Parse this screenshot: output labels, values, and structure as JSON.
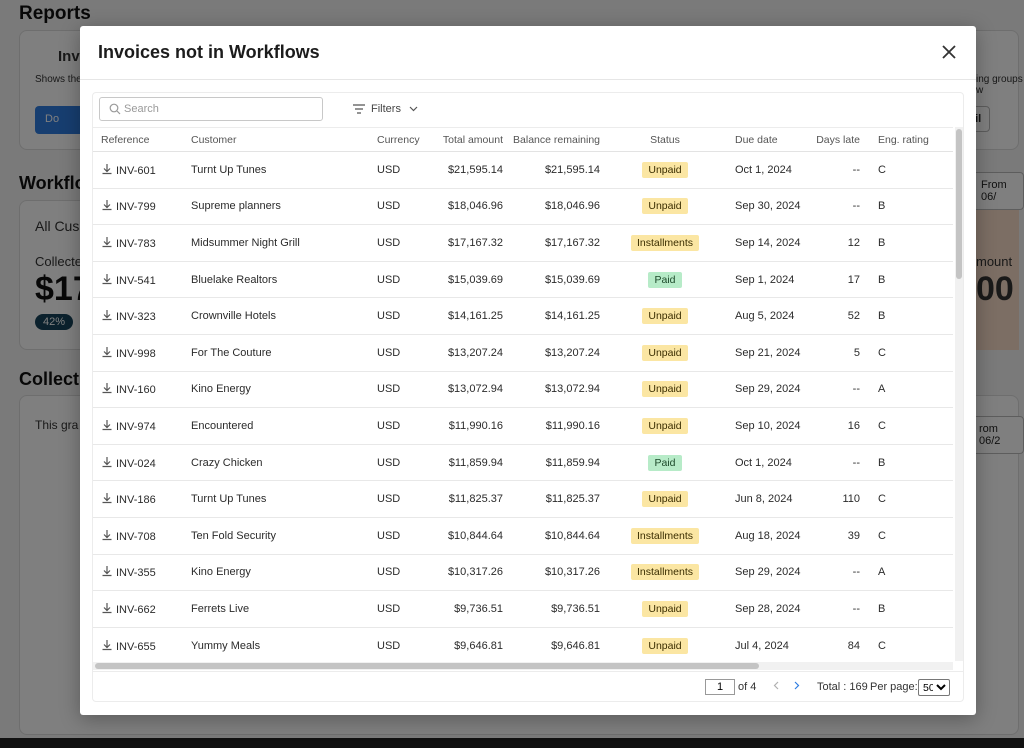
{
  "background": {
    "page_title": "Reports",
    "card1_title": "Inv",
    "card1_desc": "Shows the",
    "card1_button": "Do",
    "card1_right_button": "ail",
    "card1_right_text": "ing groups w",
    "section2_title": "Workflo",
    "section2_card_title": "All Cus",
    "section2_collected": "Collecte",
    "section2_big_value": "$17",
    "section2_pill": "42%",
    "section2_right_amount_label": "mount",
    "section2_right_big": "00",
    "section2_from_button": "From 06/",
    "section3_title": "Collect",
    "section3_text": "This gra",
    "section3_from_button": "rom 06/2"
  },
  "modal": {
    "title": "Invoices not in Workflows",
    "close_icon": "close-icon"
  },
  "search": {
    "placeholder": "Search",
    "value": ""
  },
  "filters": {
    "label": "Filters"
  },
  "table": {
    "columns": {
      "reference": "Reference",
      "customer": "Customer",
      "currency": "Currency",
      "total": "Total amount",
      "balance": "Balance remaining",
      "status": "Status",
      "due": "Due date",
      "late": "Days late",
      "rating": "Eng. rating"
    },
    "rows": [
      {
        "ref": "INV-601",
        "customer": "Turnt Up Tunes",
        "currency": "USD",
        "total": "$21,595.14",
        "balance": "$21,595.14",
        "status": "Unpaid",
        "status_kind": "unpaid",
        "due": "Oct 1, 2024",
        "late": "--",
        "rating": "C"
      },
      {
        "ref": "INV-799",
        "customer": "Supreme planners",
        "currency": "USD",
        "total": "$18,046.96",
        "balance": "$18,046.96",
        "status": "Unpaid",
        "status_kind": "unpaid",
        "due": "Sep 30, 2024",
        "late": "--",
        "rating": "B"
      },
      {
        "ref": "INV-783",
        "customer": "Midsummer Night Grill",
        "currency": "USD",
        "total": "$17,167.32",
        "balance": "$17,167.32",
        "status": "Installments",
        "status_kind": "installments",
        "due": "Sep 14, 2024",
        "late": "12",
        "rating": "B"
      },
      {
        "ref": "INV-541",
        "customer": "Bluelake Realtors",
        "currency": "USD",
        "total": "$15,039.69",
        "balance": "$15,039.69",
        "status": "Paid",
        "status_kind": "paid",
        "due": "Sep 1, 2024",
        "late": "17",
        "rating": "B"
      },
      {
        "ref": "INV-323",
        "customer": "Crownville Hotels",
        "currency": "USD",
        "total": "$14,161.25",
        "balance": "$14,161.25",
        "status": "Unpaid",
        "status_kind": "unpaid",
        "due": "Aug 5, 2024",
        "late": "52",
        "rating": "B"
      },
      {
        "ref": "INV-998",
        "customer": "For The Couture",
        "currency": "USD",
        "total": "$13,207.24",
        "balance": "$13,207.24",
        "status": "Unpaid",
        "status_kind": "unpaid",
        "due": "Sep 21, 2024",
        "late": "5",
        "rating": "C"
      },
      {
        "ref": "INV-160",
        "customer": "Kino Energy",
        "currency": "USD",
        "total": "$13,072.94",
        "balance": "$13,072.94",
        "status": "Unpaid",
        "status_kind": "unpaid",
        "due": "Sep 29, 2024",
        "late": "--",
        "rating": "A"
      },
      {
        "ref": "INV-974",
        "customer": "Encountered",
        "currency": "USD",
        "total": "$11,990.16",
        "balance": "$11,990.16",
        "status": "Unpaid",
        "status_kind": "unpaid",
        "due": "Sep 10, 2024",
        "late": "16",
        "rating": "C"
      },
      {
        "ref": "INV-024",
        "customer": "Crazy Chicken",
        "currency": "USD",
        "total": "$11,859.94",
        "balance": "$11,859.94",
        "status": "Paid",
        "status_kind": "paid",
        "due": "Oct 1, 2024",
        "late": "--",
        "rating": "B"
      },
      {
        "ref": "INV-186",
        "customer": "Turnt Up Tunes",
        "currency": "USD",
        "total": "$11,825.37",
        "balance": "$11,825.37",
        "status": "Unpaid",
        "status_kind": "unpaid",
        "due": "Jun 8, 2024",
        "late": "110",
        "rating": "C"
      },
      {
        "ref": "INV-708",
        "customer": "Ten Fold Security",
        "currency": "USD",
        "total": "$10,844.64",
        "balance": "$10,844.64",
        "status": "Installments",
        "status_kind": "installments",
        "due": "Aug 18, 2024",
        "late": "39",
        "rating": "C"
      },
      {
        "ref": "INV-355",
        "customer": "Kino Energy",
        "currency": "USD",
        "total": "$10,317.26",
        "balance": "$10,317.26",
        "status": "Installments",
        "status_kind": "installments",
        "due": "Sep 29, 2024",
        "late": "--",
        "rating": "A"
      },
      {
        "ref": "INV-662",
        "customer": "Ferrets Live",
        "currency": "USD",
        "total": "$9,736.51",
        "balance": "$9,736.51",
        "status": "Unpaid",
        "status_kind": "unpaid",
        "due": "Sep 28, 2024",
        "late": "--",
        "rating": "B"
      },
      {
        "ref": "INV-655",
        "customer": "Yummy Meals",
        "currency": "USD",
        "total": "$9,646.81",
        "balance": "$9,646.81",
        "status": "Unpaid",
        "status_kind": "unpaid",
        "due": "Jul 4, 2024",
        "late": "84",
        "rating": "C"
      }
    ]
  },
  "pagination": {
    "current_page": "1",
    "of_label": "of 4",
    "prev_icon": "chevron-left-icon",
    "next_icon": "chevron-right-icon",
    "total_label": "Total : 169",
    "per_page_label": "Per page:",
    "per_page_value": "50"
  },
  "colors": {
    "accent": "#2f7de1",
    "unpaid_badge": "#fbe6a3",
    "paid_badge": "#b7ebc8"
  }
}
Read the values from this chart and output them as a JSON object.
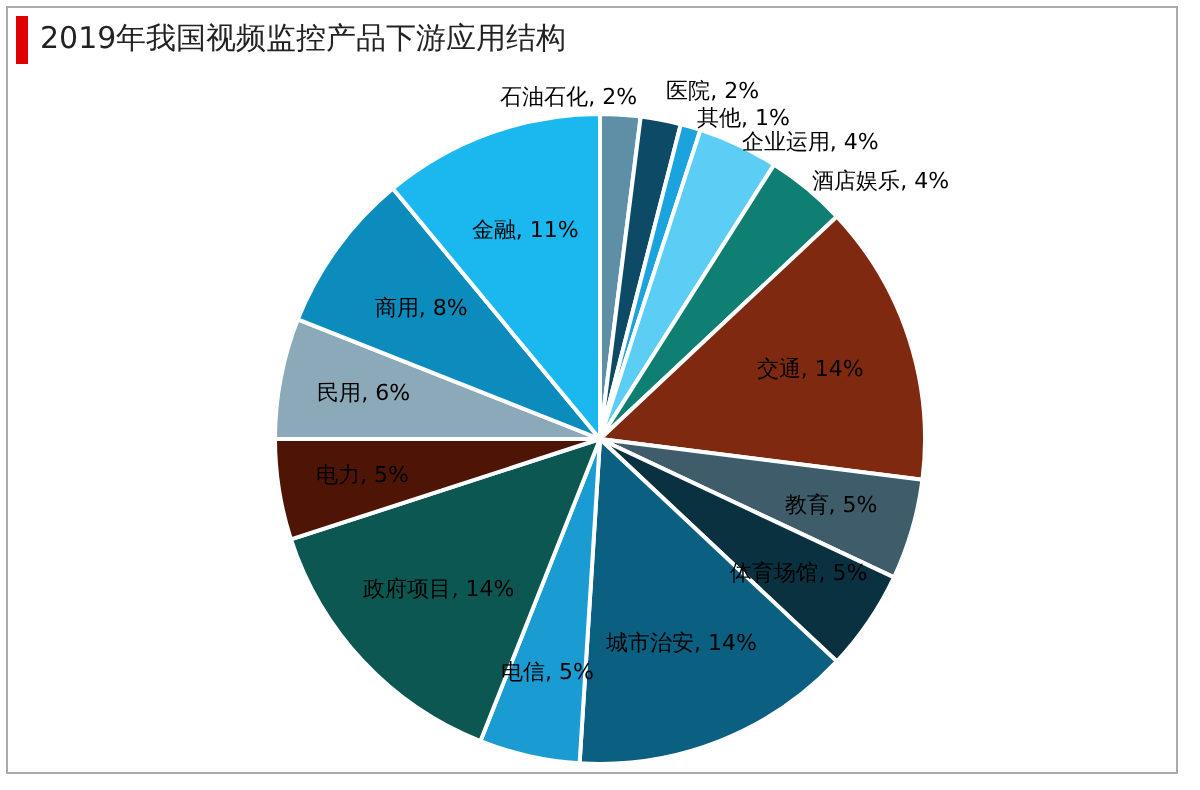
{
  "chart_data": {
    "type": "pie",
    "title": "2019年我国视频监控产品下游应用结构",
    "categories": [
      "石油石化",
      "医院",
      "其他",
      "企业运用",
      "酒店娱乐",
      "交通",
      "教育",
      "体育场馆",
      "城市治安",
      "电信",
      "政府项目",
      "电力",
      "民用",
      "商用",
      "金融"
    ],
    "values": [
      2,
      2,
      1,
      4,
      4,
      14,
      5,
      5,
      14,
      5,
      14,
      5,
      6,
      8,
      11
    ],
    "colors": [
      "#5f8fa6",
      "#0d4a66",
      "#1aa3dc",
      "#5ccdf5",
      "#0f7f74",
      "#7f2a10",
      "#3e5c6a",
      "#0a3140",
      "#0b5f80",
      "#1a9bd1",
      "#0d5752",
      "#4e1506",
      "#8ba9b8",
      "#0b8cbc",
      "#1bb8ef"
    ],
    "value_labels": [
      ", 2%",
      ", 2%",
      ", 1%",
      ", 4%",
      ", 4%",
      ", 14%",
      ", 5%",
      ", 5%",
      ", 14%",
      ", 5%",
      ", 14%",
      ", 5%",
      ", 6%",
      ", 8%",
      ", 11%"
    ],
    "legend": false
  }
}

• **Task to carry out**:
Quote the records in full and exactly; skip any image.

• **Answer in full**:
Parse this screenshot: output labels, values, and structure as JSON.
{
  "background": {
    "page_title": "Reports",
    "card1_title": "Inv",
    "card1_desc": "Shows the",
    "card1_button": "Do",
    "card1_right_button": "ail",
    "card1_right_text": "ing groups w",
    "section2_title": "Workflo",
    "section2_card_title": "All Cus",
    "section2_collected": "Collecte",
    "section2_big_value": "$17",
    "section2_pill": "42%",
    "section2_right_amount_label": "mount",
    "section2_right_big": "00",
    "section2_from_button": "From 06/",
    "section3_title": "Collect",
    "section3_text": "This gra",
    "section3_from_button": "rom 06/2"
  },
  "modal": {
    "title": "Invoices not in Workflows",
    "close_icon": "close-icon"
  },
  "search": {
    "placeholder": "Search",
    "value": ""
  },
  "filters": {
    "label": "Filters"
  },
  "table": {
    "columns": {
      "reference": "Reference",
      "customer": "Customer",
      "currency": "Currency",
      "total": "Total amount",
      "balance": "Balance remaining",
      "status": "Status",
      "due": "Due date",
      "late": "Days late",
      "rating": "Eng. rating"
    },
    "rows": [
      {
        "ref": "INV-601",
        "customer": "Turnt Up Tunes",
        "currency": "USD",
        "total": "$21,595.14",
        "balance": "$21,595.14",
        "status": "Unpaid",
        "status_kind": "unpaid",
        "due": "Oct 1, 2024",
        "late": "--",
        "rating": "C"
      },
      {
        "ref": "INV-799",
        "customer": "Supreme planners",
        "currency": "USD",
        "total": "$18,046.96",
        "balance": "$18,046.96",
        "status": "Unpaid",
        "status_kind": "unpaid",
        "due": "Sep 30, 2024",
        "late": "--",
        "rating": "B"
      },
      {
        "ref": "INV-783",
        "customer": "Midsummer Night Grill",
        "currency": "USD",
        "total": "$17,167.32",
        "balance": "$17,167.32",
        "status": "Installments",
        "status_kind": "installments",
        "due": "Sep 14, 2024",
        "late": "12",
        "rating": "B"
      },
      {
        "ref": "INV-541",
        "customer": "Bluelake Realtors",
        "currency": "USD",
        "total": "$15,039.69",
        "balance": "$15,039.69",
        "status": "Paid",
        "status_kind": "paid",
        "due": "Sep 1, 2024",
        "late": "17",
        "rating": "B"
      },
      {
        "ref": "INV-323",
        "customer": "Crownville Hotels",
        "currency": "USD",
        "total": "$14,161.25",
        "balance": "$14,161.25",
        "status": "Unpaid",
        "status_kind": "unpaid",
        "due": "Aug 5, 2024",
        "late": "52",
        "rating": "B"
      },
      {
        "ref": "INV-998",
        "customer": "For The Couture",
        "currency": "USD",
        "total": "$13,207.24",
        "balance": "$13,207.24",
        "status": "Unpaid",
        "status_kind": "unpaid",
        "due": "Sep 21, 2024",
        "late": "5",
        "rating": "C"
      },
      {
        "ref": "INV-160",
        "customer": "Kino Energy",
        "currency": "USD",
        "total": "$13,072.94",
        "balance": "$13,072.94",
        "status": "Unpaid",
        "status_kind": "unpaid",
        "due": "Sep 29, 2024",
        "late": "--",
        "rating": "A"
      },
      {
        "ref": "INV-974",
        "customer": "Encountered",
        "currency": "USD",
        "total": "$11,990.16",
        "balance": "$11,990.16",
        "status": "Unpaid",
        "status_kind": "unpaid",
        "due": "Sep 10, 2024",
        "late": "16",
        "rating": "C"
      },
      {
        "ref": "INV-024",
        "customer": "Crazy Chicken",
        "currency": "USD",
        "total": "$11,859.94",
        "balance": "$11,859.94",
        "status": "Paid",
        "status_kind": "paid",
        "due": "Oct 1, 2024",
        "late": "--",
        "rating": "B"
      },
      {
        "ref": "INV-186",
        "customer": "Turnt Up Tunes",
        "currency": "USD",
        "total": "$11,825.37",
        "balance": "$11,825.37",
        "status": "Unpaid",
        "status_kind": "unpaid",
        "due": "Jun 8, 2024",
        "late": "110",
        "rating": "C"
      },
      {
        "ref": "INV-708",
        "customer": "Ten Fold Security",
        "currency": "USD",
        "total": "$10,844.64",
        "balance": "$10,844.64",
        "status": "Installments",
        "status_kind": "installments",
        "due": "Aug 18, 2024",
        "late": "39",
        "rating": "C"
      },
      {
        "ref": "INV-355",
        "customer": "Kino Energy",
        "currency": "USD",
        "total": "$10,317.26",
        "balance": "$10,317.26",
        "status": "Installments",
        "status_kind": "installments",
        "due": "Sep 29, 2024",
        "late": "--",
        "rating": "A"
      },
      {
        "ref": "INV-662",
        "customer": "Ferrets Live",
        "currency": "USD",
        "total": "$9,736.51",
        "balance": "$9,736.51",
        "status": "Unpaid",
        "status_kind": "unpaid",
        "due": "Sep 28, 2024",
        "late": "--",
        "rating": "B"
      },
      {
        "ref": "INV-655",
        "customer": "Yummy Meals",
        "currency": "USD",
        "total": "$9,646.81",
        "balance": "$9,646.81",
        "status": "Unpaid",
        "status_kind": "unpaid",
        "due": "Jul 4, 2024",
        "late": "84",
        "rating": "C"
      }
    ]
  },
  "pagination": {
    "current_page": "1",
    "of_label": "of 4",
    "prev_icon": "chevron-left-icon",
    "next_icon": "chevron-right-icon",
    "total_label": "Total : 169",
    "per_page_label": "Per page:",
    "per_page_value": "50"
  },
  "colors": {
    "accent": "#2f7de1",
    "unpaid_badge": "#fbe6a3",
    "paid_badge": "#b7ebc8"
  }
}
Read the values from this chart and output them as a JSON object.
{
  "chart_data": {
    "type": "pie",
    "title": "2019年我国视频监控产品下游应用结构",
    "categories": [
      "石油石化",
      "医院",
      "其他",
      "企业运用",
      "酒店娱乐",
      "交通",
      "教育",
      "体育场馆",
      "城市治安",
      "电信",
      "政府项目",
      "电力",
      "民用",
      "商用",
      "金融"
    ],
    "values": [
      2,
      2,
      1,
      4,
      4,
      14,
      5,
      5,
      14,
      5,
      14,
      5,
      6,
      8,
      11
    ],
    "colors": [
      "#5f8fa6",
      "#0d4a66",
      "#1aa3dc",
      "#5ccdf5",
      "#0f7f74",
      "#7f2a10",
      "#3e5c6a",
      "#0a3140",
      "#0b5f80",
      "#1a9bd1",
      "#0d5752",
      "#4e1506",
      "#8ba9b8",
      "#0b8cbc",
      "#1bb8ef"
    ],
    "value_labels": [
      ", 2%",
      ", 2%",
      ", 1%",
      ", 4%",
      ", 4%",
      ", 14%",
      ", 5%",
      ", 5%",
      ", 14%",
      ", 5%",
      ", 14%",
      ", 5%",
      ", 6%",
      ", 8%",
      ", 11%"
    ],
    "legend": false
  }
}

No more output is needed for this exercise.